> [RECORD SET]:

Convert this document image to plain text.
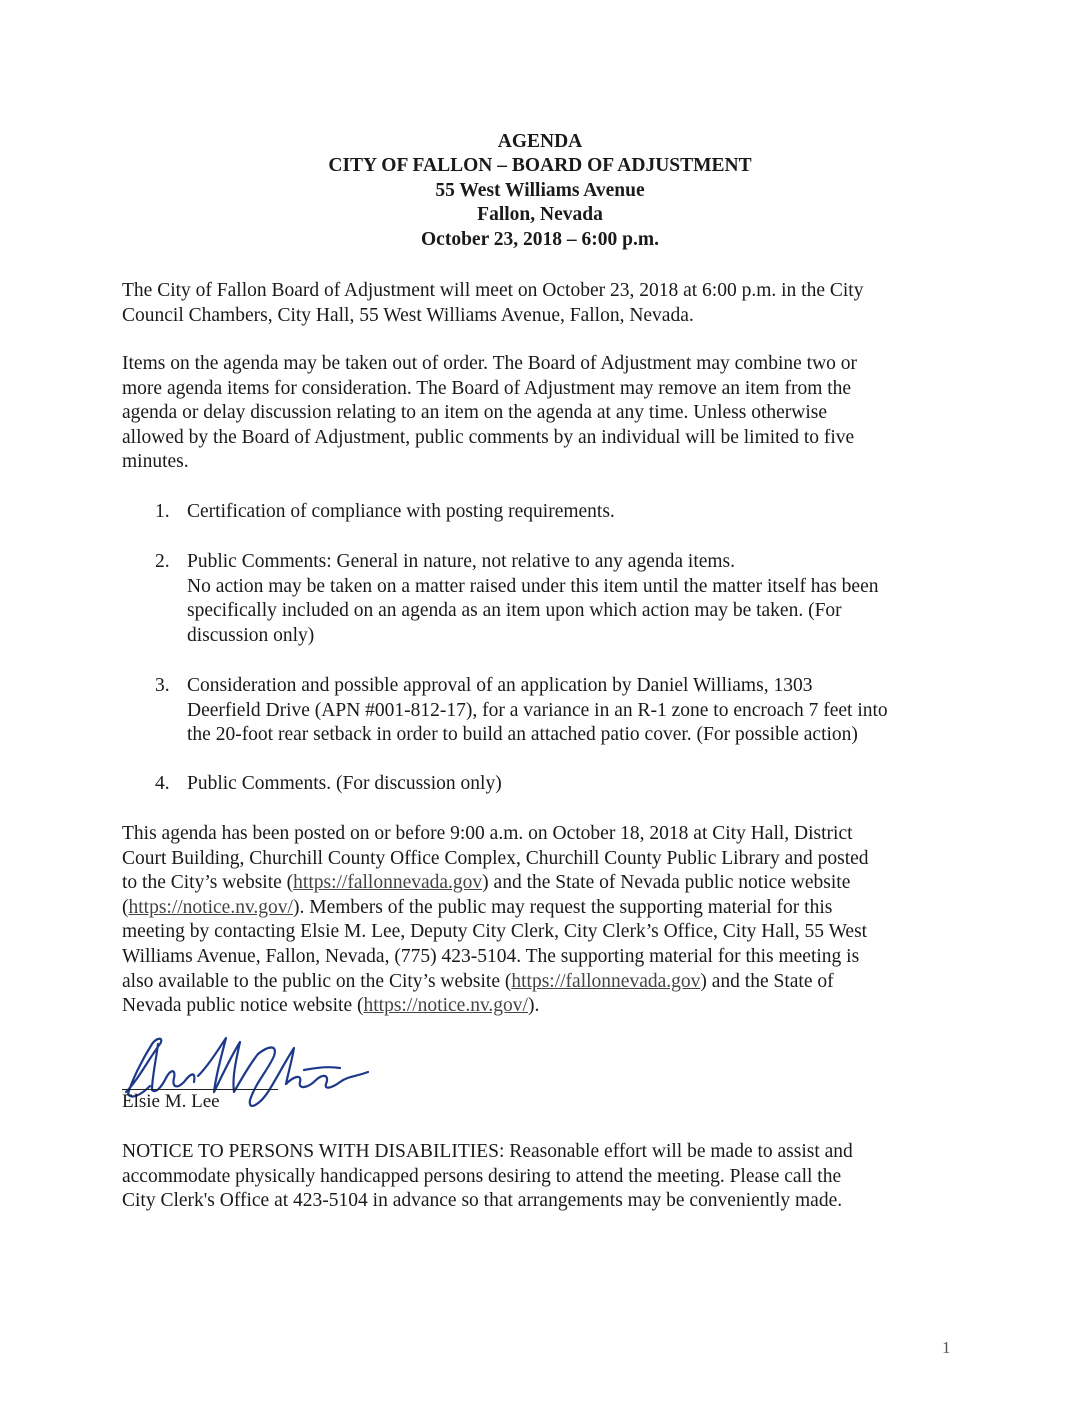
AGENDA
CITY OF FALLON – BOARD OF ADJUSTMENT
55 West Williams Avenue
Fallon, Nevada
October 23, 2018 – 6:00 p.m.
The City of Fallon Board of Adjustment will meet on October 23, 2018 at 6:00 p.m. in the City
Council Chambers, City Hall, 55 West Williams Avenue, Fallon, Nevada.
Items on the agenda may be taken out of order. The Board of Adjustment may combine two or
more agenda items for consideration. The Board of Adjustment may remove an item from the
agenda or delay discussion relating to an item on the agenda at any time. Unless otherwise
allowed by the Board of Adjustment, public comments by an individual will be limited to five
minutes.
1. Certification of compliance with posting requirements.
2. Public Comments: General in nature, not relative to any agenda items.
No action may be taken on a matter raised under this item until the matter itself has been
specifically included on an agenda as an item upon which action may be taken. (For
discussion only)
3. Consideration and possible approval of an application by Daniel Williams, 1303
Deerfield Drive (APN #001-812-17), for a variance in an R-1 zone to encroach 7 feet into
the 20-foot rear setback in order to build an attached patio cover. (For possible action)
4. Public Comments. (For discussion only)
This agenda has been posted on or before 9:00 a.m. on October 18, 2018 at City Hall, District
Court Building, Churchill County Office Complex, Churchill County Public Library and posted
to the City’s website (https://fallonnevada.gov) and the State of Nevada public notice website
(https://notice.nv.gov/). Members of the public may request the supporting material for this
meeting by contacting Elsie M. Lee, Deputy City Clerk, City Clerk’s Office, City Hall, 55 West
Williams Avenue, Fallon, Nevada, (775) 423-5104. The supporting material for this meeting is
also available to the public on the City’s website (https://fallonnevada.gov) and the State of
Nevada public notice website (https://notice.nv.gov/).
Elsie M. Lee
NOTICE TO PERSONS WITH DISABILITIES: Reasonable effort will be made to assist and
accommodate physically handicapped persons desiring to attend the meeting. Please call the
City Clerk's Office at 423-5104 in advance so that arrangements may be conveniently made.
1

> [SET PROBLEM]:
Lines holding the word "action" in the entries above are the ones to pull out. Copy them all.

> [RESULT OF THE EXERCISE]:
No action may be taken on a matter raised under this item until the matter itself has been
specifically included on an agenda as an item upon which action may be taken. (For
the 20-foot rear setback in order to build an attached patio cover. (For possible action)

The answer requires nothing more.